Do this: Return every line of the records below verbatim, with no pictures in the copy.

=-=-=-=-=

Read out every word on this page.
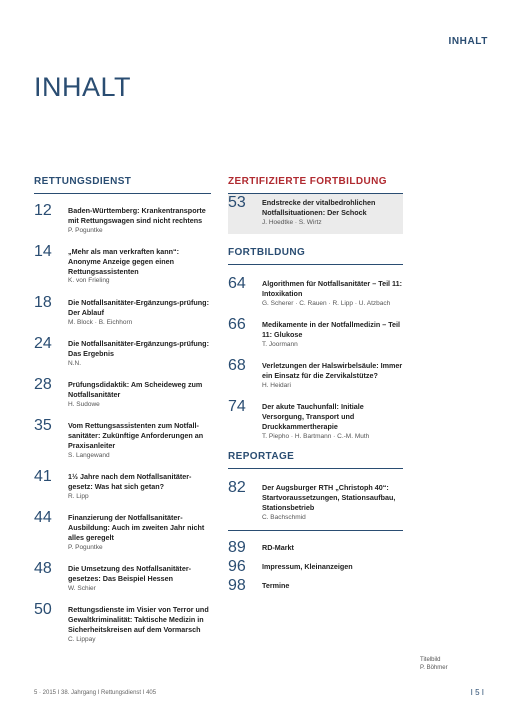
INHALT
INHALT
RETTUNGSDIENST
12 Baden-Württemberg: Krankentransporte mit Rettungswagen sind nicht rechtens
P. Poguntke
14 „Mehr als man verkraften kann“: Anonyme Anzeige gegen einen Rettungsassistenten
K. von Frieling
18 Die Notfallsanitäter-Ergänzungs-prüfung: Der Ablauf
M. Block · B. Eichhorn
24 Die Notfallsanitäter-Ergänzungs-prüfung: Das Ergebnis
N.N.
28 Prüfungsdidaktik: Am Scheideweg zum Notfallsanitäter
H. Sudowe
35 Vom Rettungsassistenten zum Notfall-sanitäter: Zukünftige Anforderungen an Praxisanleiter
S. Langewand
41 1½ Jahre nach dem Notfallsanitäter-gesetz: Was hat sich getan?
R. Lipp
44 Finanzierung der Notfallsanitäter-Ausbildung: Auch im zweiten Jahr nicht alles geregelt
P. Poguntke
48 Die Umsetzung des Notfallsanitäter-gesetzes: Das Beispiel Hessen
W. Schier
50 Rettungsdienste im Visier von Terror und Gewaltkriminalität: Taktische Medizin in Sicherheitskreisen auf dem Vormarsch
C. Lippay
ZERTIFIZIERTE FORTBILDUNG
53 Endstrecke der vitalbedrohlichen Notfallsituationen: Der Schock
J. Hoedtke · S. Wirtz
FORTBILDUNG
64 Algorithmen für Notfallsanitäter – Teil 11: Intoxikation
G. Scherer · C. Rauen · R. Lipp · U. Atzbach
66 Medikamente in der Notfallmedizin – Teil 11: Glukose
T. Joormann
68 Verletzungen der Halswirbelsäule: Immer ein Einsatz für die Zervikalstütze?
H. Heidari
74 Der akute Tauchunfall: Initiale Versorgung, Transport und Druckkammertherapie
T. Piepho · H. Bartmann · C.-M. Muth
REPORTAGE
82 Der Augsburger RTH „Christoph 40“: Startvoraussetzungen, Stationsaufbau, Stationsbetrieb
C. Bachschmid
89 RD-Markt
96 Impressum, Kleinanzeigen
98 Termine
Titelbild
P. Böhmer
5 · 2015 I 38. Jahrgang I Rettungsdienst I 405	I 5 I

=-=-=-=-=

Reply to the task:
Read out every word on this page.
INHALT
INHALT
RETTUNGSDIENST
12 Baden-Württemberg: Krankentransporte mit Rettungswagen sind nicht rechtens
P. Poguntke
14 „Mehr als man verkraften kann“: Anonyme Anzeige gegen einen Rettungsassistenten
K. von Frieling
18 Die Notfallsanitäter-Ergänzungs-prüfung: Der Ablauf
M. Block · B. Eichhorn
24 Die Notfallsanitäter-Ergänzungs-prüfung: Das Ergebnis
N.N.
28 Prüfungsdidaktik: Am Scheideweg zum Notfallsanitäter
H. Sudowe
35 Vom Rettungsassistenten zum Notfall-sanitäter: Zukünftige Anforderungen an Praxisanleiter
S. Langewand
41 1½ Jahre nach dem Notfallsanitäter-gesetz: Was hat sich getan?
R. Lipp
44 Finanzierung der Notfallsanitäter-Ausbildung: Auch im zweiten Jahr nicht alles geregelt
P. Poguntke
48 Die Umsetzung des Notfallsanitäter-gesetzes: Das Beispiel Hessen
W. Schier
50 Rettungsdienste im Visier von Terror und Gewaltkriminalität: Taktische Medizin in Sicherheitskreisen auf dem Vormarsch
C. Lippay
ZERTIFIZIERTE FORTBILDUNG
53 Endstrecke der vitalbedrohlichen Notfallsituationen: Der Schock
J. Hoedtke · S. Wirtz
FORTBILDUNG
64 Algorithmen für Notfallsanitäter – Teil 11: Intoxikation
G. Scherer · C. Rauen · R. Lipp · U. Atzbach
66 Medikamente in der Notfallmedizin – Teil 11: Glukose
T. Joormann
68 Verletzungen der Halswirbelsäule: Immer ein Einsatz für die Zervikalstütze?
H. Heidari
74 Der akute Tauchunfall: Initiale Versorgung, Transport und Druckkammertherapie
T. Piepho · H. Bartmann · C.-M. Muth
REPORTAGE
82 Der Augsburger RTH „Christoph 40“: Startvoraussetzungen, Stationsaufbau, Stationsbetrieb
C. Bachschmid
89 RD-Markt
96 Impressum, Kleinanzeigen
98 Termine
Titelbild
P. Böhmer
5 · 2015 I 38. Jahrgang I Rettungsdienst I 405	I 5 I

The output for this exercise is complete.